◆ **OBJECTIVE**
Look for the string "xlabel" and copy every line that has it.

◆ **DATA PROVIDED**
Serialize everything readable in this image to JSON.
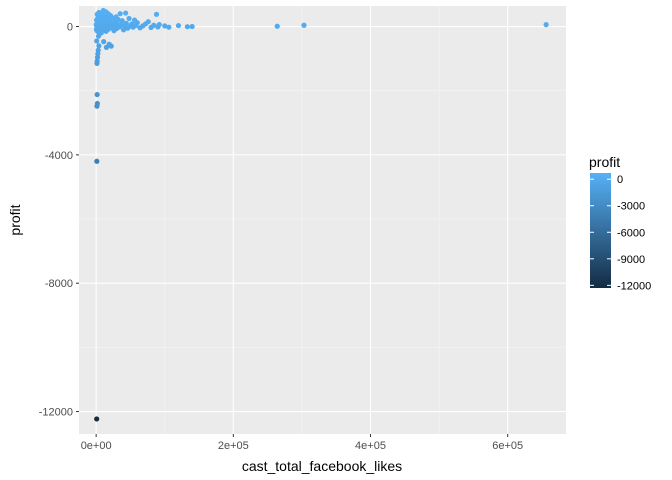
{
  "chart_data": {
    "type": "scatter",
    "title": "",
    "xlabel": "cast_total_facebook_likes",
    "ylabel": "profit",
    "xlim": [
      -25000,
      685000
    ],
    "ylim": [
      -12700,
      640
    ],
    "x_ticks": [
      {
        "value": 0,
        "label": "0e+00"
      },
      {
        "value": 200000,
        "label": "2e+05"
      },
      {
        "value": 400000,
        "label": "4e+05"
      },
      {
        "value": 600000,
        "label": "6e+05"
      }
    ],
    "y_ticks": [
      {
        "value": 0,
        "label": "0"
      },
      {
        "value": -4000,
        "label": "-4000"
      },
      {
        "value": -8000,
        "label": "-8000"
      },
      {
        "value": -12000,
        "label": "-12000"
      }
    ],
    "grid": true,
    "legend": {
      "title": "profit",
      "position": "right",
      "type": "colorbar",
      "range": [
        -12300,
        700
      ],
      "low_color": "#132b43",
      "high_color": "#56b1f7",
      "ticks": [
        {
          "value": 0,
          "label": "0"
        },
        {
          "value": -3000,
          "label": "-3000"
        },
        {
          "value": -6000,
          "label": "-6000"
        },
        {
          "value": -9000,
          "label": "-9000"
        },
        {
          "value": -12000,
          "label": "-12000"
        }
      ]
    },
    "points": [
      {
        "x": 656000,
        "y": 60
      },
      {
        "x": 303000,
        "y": 40
      },
      {
        "x": 264000,
        "y": 10
      },
      {
        "x": 140000,
        "y": 0
      },
      {
        "x": 133000,
        "y": -5
      },
      {
        "x": 120000,
        "y": 30
      },
      {
        "x": 106000,
        "y": -20
      },
      {
        "x": 100000,
        "y": 20
      },
      {
        "x": 92000,
        "y": 60
      },
      {
        "x": 90000,
        "y": -10
      },
      {
        "x": 88000,
        "y": 380
      },
      {
        "x": 84000,
        "y": 40
      },
      {
        "x": 80000,
        "y": -30
      },
      {
        "x": 76000,
        "y": 150
      },
      {
        "x": 72000,
        "y": 80
      },
      {
        "x": 68000,
        "y": 20
      },
      {
        "x": 64000,
        "y": -40
      },
      {
        "x": 60000,
        "y": 120
      },
      {
        "x": 58000,
        "y": 40
      },
      {
        "x": 56000,
        "y": 200
      },
      {
        "x": 54000,
        "y": -20
      },
      {
        "x": 52000,
        "y": 80
      },
      {
        "x": 50000,
        "y": 10
      },
      {
        "x": 48000,
        "y": 250
      },
      {
        "x": 46000,
        "y": -50
      },
      {
        "x": 44000,
        "y": 100
      },
      {
        "x": 43000,
        "y": 420
      },
      {
        "x": 41000,
        "y": 30
      },
      {
        "x": 40000,
        "y": -100
      },
      {
        "x": 38000,
        "y": 180
      },
      {
        "x": 36000,
        "y": 60
      },
      {
        "x": 35000,
        "y": 400
      },
      {
        "x": 34000,
        "y": -10
      },
      {
        "x": 32000,
        "y": 220
      },
      {
        "x": 31000,
        "y": 90
      },
      {
        "x": 30000,
        "y": -60
      },
      {
        "x": 29000,
        "y": 300
      },
      {
        "x": 28000,
        "y": 150
      },
      {
        "x": 27000,
        "y": 20
      },
      {
        "x": 26000,
        "y": -130
      },
      {
        "x": 25000,
        "y": 260
      },
      {
        "x": 24000,
        "y": 100
      },
      {
        "x": 23000,
        "y": 40
      },
      {
        "x": 22000,
        "y": -30
      },
      {
        "x": 21000,
        "y": 340
      },
      {
        "x": 20000,
        "y": 180
      },
      {
        "x": 19000,
        "y": 60
      },
      {
        "x": 18000,
        "y": -80
      },
      {
        "x": 17500,
        "y": 400
      },
      {
        "x": 17000,
        "y": 120
      },
      {
        "x": 16000,
        "y": 250
      },
      {
        "x": 15000,
        "y": 20
      },
      {
        "x": 14500,
        "y": -150
      },
      {
        "x": 14000,
        "y": 460
      },
      {
        "x": 13000,
        "y": 300
      },
      {
        "x": 12500,
        "y": 80
      },
      {
        "x": 12000,
        "y": -40
      },
      {
        "x": 11000,
        "y": 200
      },
      {
        "x": 10500,
        "y": 500
      },
      {
        "x": 10000,
        "y": 140
      },
      {
        "x": 9500,
        "y": -90
      },
      {
        "x": 9000,
        "y": 350
      },
      {
        "x": 8500,
        "y": 60
      },
      {
        "x": 8000,
        "y": 240
      },
      {
        "x": 7500,
        "y": -200
      },
      {
        "x": 7000,
        "y": 420
      },
      {
        "x": 6500,
        "y": 110
      },
      {
        "x": 6000,
        "y": 30
      },
      {
        "x": 5500,
        "y": 300
      },
      {
        "x": 5000,
        "y": -60
      },
      {
        "x": 4500,
        "y": 180
      },
      {
        "x": 4000,
        "y": 440
      },
      {
        "x": 3500,
        "y": -300
      },
      {
        "x": 3000,
        "y": 90
      },
      {
        "x": 2500,
        "y": 260
      },
      {
        "x": 2000,
        "y": -150
      },
      {
        "x": 1500,
        "y": 380
      },
      {
        "x": 1000,
        "y": 0
      },
      {
        "x": 800,
        "y": -450
      },
      {
        "x": 600,
        "y": 200
      },
      {
        "x": 400,
        "y": -100
      },
      {
        "x": 200,
        "y": 60
      },
      {
        "x": 19000,
        "y": -550
      },
      {
        "x": 22000,
        "y": -610
      },
      {
        "x": 15000,
        "y": -650
      },
      {
        "x": 11000,
        "y": -470
      },
      {
        "x": 4000,
        "y": -600
      },
      {
        "x": 3000,
        "y": -740
      },
      {
        "x": 2500,
        "y": -850
      },
      {
        "x": 2000,
        "y": -960
      },
      {
        "x": 1500,
        "y": -1080
      },
      {
        "x": 1200,
        "y": -1150
      },
      {
        "x": 1500,
        "y": -2120
      },
      {
        "x": 1800,
        "y": -2400
      },
      {
        "x": 1200,
        "y": -2480
      },
      {
        "x": 1000,
        "y": -4200
      },
      {
        "x": 800,
        "y": -12230
      }
    ]
  }
}
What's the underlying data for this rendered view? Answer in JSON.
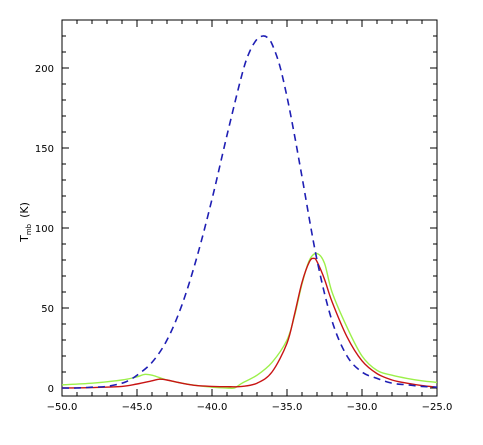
{
  "chart_data": {
    "type": "line",
    "title": "",
    "xlabel": "",
    "ylabel": "T",
    "ylabel_sub": "mb",
    "ylabel_unit": "(K)",
    "xlim": [
      -50,
      -25
    ],
    "ylim": [
      -5,
      230
    ],
    "xticks": [
      -50,
      -45,
      -40,
      -35,
      -30,
      -25
    ],
    "xtick_labels": [
      "−50.0",
      "−45.0",
      "−40.0",
      "−35.0",
      "−30.0",
      "−25.0"
    ],
    "yticks": [
      0,
      50,
      100,
      150,
      200
    ],
    "ytick_labels": [
      "0",
      "50",
      "100",
      "150",
      "200"
    ],
    "grid": false,
    "series": [
      {
        "color": "#1f1fb4",
        "style": "dashed",
        "x": [
          -50,
          -49,
          -48,
          -47,
          -46,
          -45.5,
          -45,
          -44,
          -43,
          -42,
          -41,
          -40,
          -39,
          -38,
          -37.5,
          -37,
          -36.6,
          -36.3,
          -36,
          -35.5,
          -35,
          -34.5,
          -34,
          -33,
          -32,
          -31,
          -30,
          -29,
          -28,
          -27,
          -26,
          -25
        ],
        "y": [
          0,
          0,
          0.5,
          1,
          3,
          5,
          8,
          16,
          30,
          52,
          82,
          118,
          158,
          196,
          210,
          218,
          220,
          219,
          215,
          202,
          182,
          158,
          132,
          80,
          42,
          20,
          10,
          6,
          3,
          2,
          1,
          0.5
        ]
      },
      {
        "color": "#c81414",
        "style": "solid",
        "x": [
          -50,
          -48,
          -46,
          -45,
          -44,
          -43.5,
          -43,
          -42,
          -41,
          -40,
          -39,
          -38,
          -37,
          -36,
          -35,
          -34.5,
          -34,
          -33.5,
          -33.2,
          -33,
          -32.5,
          -32,
          -31,
          -30,
          -29,
          -28,
          -27,
          -26,
          -25
        ],
        "y": [
          0,
          0.3,
          1,
          2.5,
          4.5,
          5.5,
          5,
          3,
          1.5,
          1,
          0.8,
          1,
          3,
          10,
          28,
          46,
          66,
          79,
          81,
          79,
          68,
          54,
          32,
          17,
          9,
          5,
          3,
          1.5,
          0.5
        ]
      },
      {
        "color": "#9cf04a",
        "style": "solid",
        "x": [
          -50,
          -48,
          -46,
          -45,
          -44.5,
          -44,
          -43.5,
          -43,
          -42,
          -41,
          -40,
          -39,
          -38.5,
          -38,
          -37,
          -36,
          -35,
          -34.5,
          -34,
          -33.5,
          -33,
          -32.5,
          -32,
          -31,
          -30,
          -29,
          -28,
          -27,
          -26,
          -25
        ],
        "y": [
          2,
          3,
          5,
          7,
          8.5,
          8,
          6.5,
          5,
          3,
          1.5,
          0.5,
          0,
          0,
          3,
          8,
          16,
          30,
          45,
          65,
          80,
          84,
          78,
          60,
          38,
          20,
          11,
          8,
          6,
          4.5,
          3.5
        ]
      }
    ]
  }
}
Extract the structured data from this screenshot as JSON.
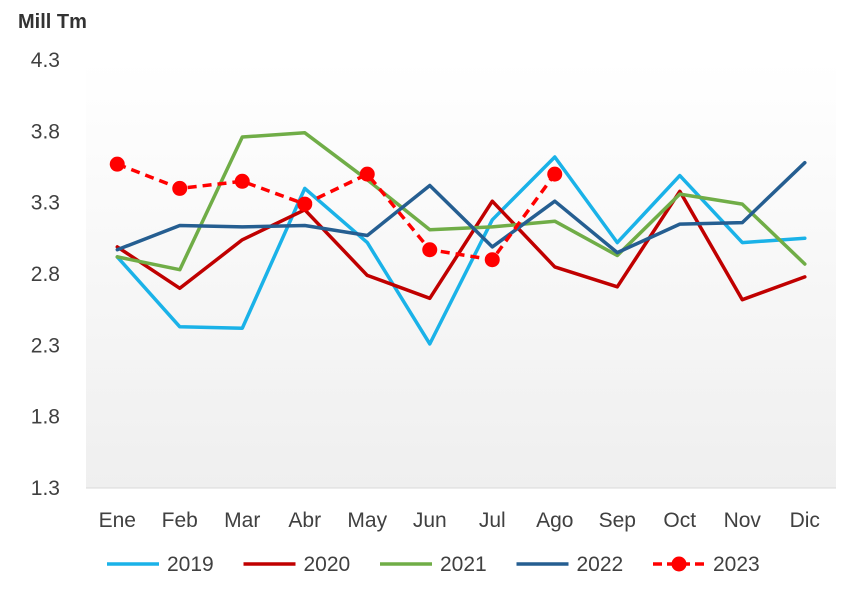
{
  "chart_data": {
    "type": "line",
    "unit_label": "Mill Tm",
    "categories": [
      "Ene",
      "Feb",
      "Mar",
      "Abr",
      "May",
      "Jun",
      "Jul",
      "Ago",
      "Sep",
      "Oct",
      "Nov",
      "Dic"
    ],
    "y_ticks": [
      "4.3",
      "3.8",
      "3.3",
      "2.8",
      "2.3",
      "1.8",
      "1.3"
    ],
    "ylim": [
      1.3,
      4.3
    ],
    "grid": false,
    "legend_position": "bottom",
    "series": [
      {
        "name": "2019",
        "color": "#1ab2e8",
        "dashed": false,
        "markers": false,
        "values": [
          2.92,
          2.43,
          2.42,
          3.4,
          3.02,
          2.31,
          3.18,
          3.62,
          3.02,
          3.49,
          3.02,
          3.05
        ]
      },
      {
        "name": "2020",
        "color": "#c00000",
        "dashed": false,
        "markers": false,
        "values": [
          2.99,
          2.7,
          3.04,
          3.25,
          2.79,
          2.63,
          3.31,
          2.85,
          2.71,
          3.38,
          2.62,
          2.78
        ]
      },
      {
        "name": "2021",
        "color": "#70ad47",
        "dashed": false,
        "markers": false,
        "values": [
          2.92,
          2.83,
          3.76,
          3.79,
          3.46,
          3.11,
          3.13,
          3.17,
          2.93,
          3.36,
          3.29,
          2.87
        ]
      },
      {
        "name": "2022",
        "color": "#255e91",
        "dashed": false,
        "markers": false,
        "values": [
          2.97,
          3.14,
          3.13,
          3.14,
          3.07,
          3.42,
          2.99,
          3.31,
          2.95,
          3.15,
          3.16,
          3.58
        ]
      },
      {
        "name": "2023",
        "color": "#ff0000",
        "dashed": true,
        "markers": true,
        "values": [
          3.57,
          3.4,
          3.45,
          3.29,
          3.5,
          2.97,
          2.9,
          3.5,
          null,
          null,
          null,
          null
        ]
      }
    ]
  }
}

◆ **TASK OUTPUT**
    "xlabel": "cast_total_facebook_likes",
    "xlabel": "",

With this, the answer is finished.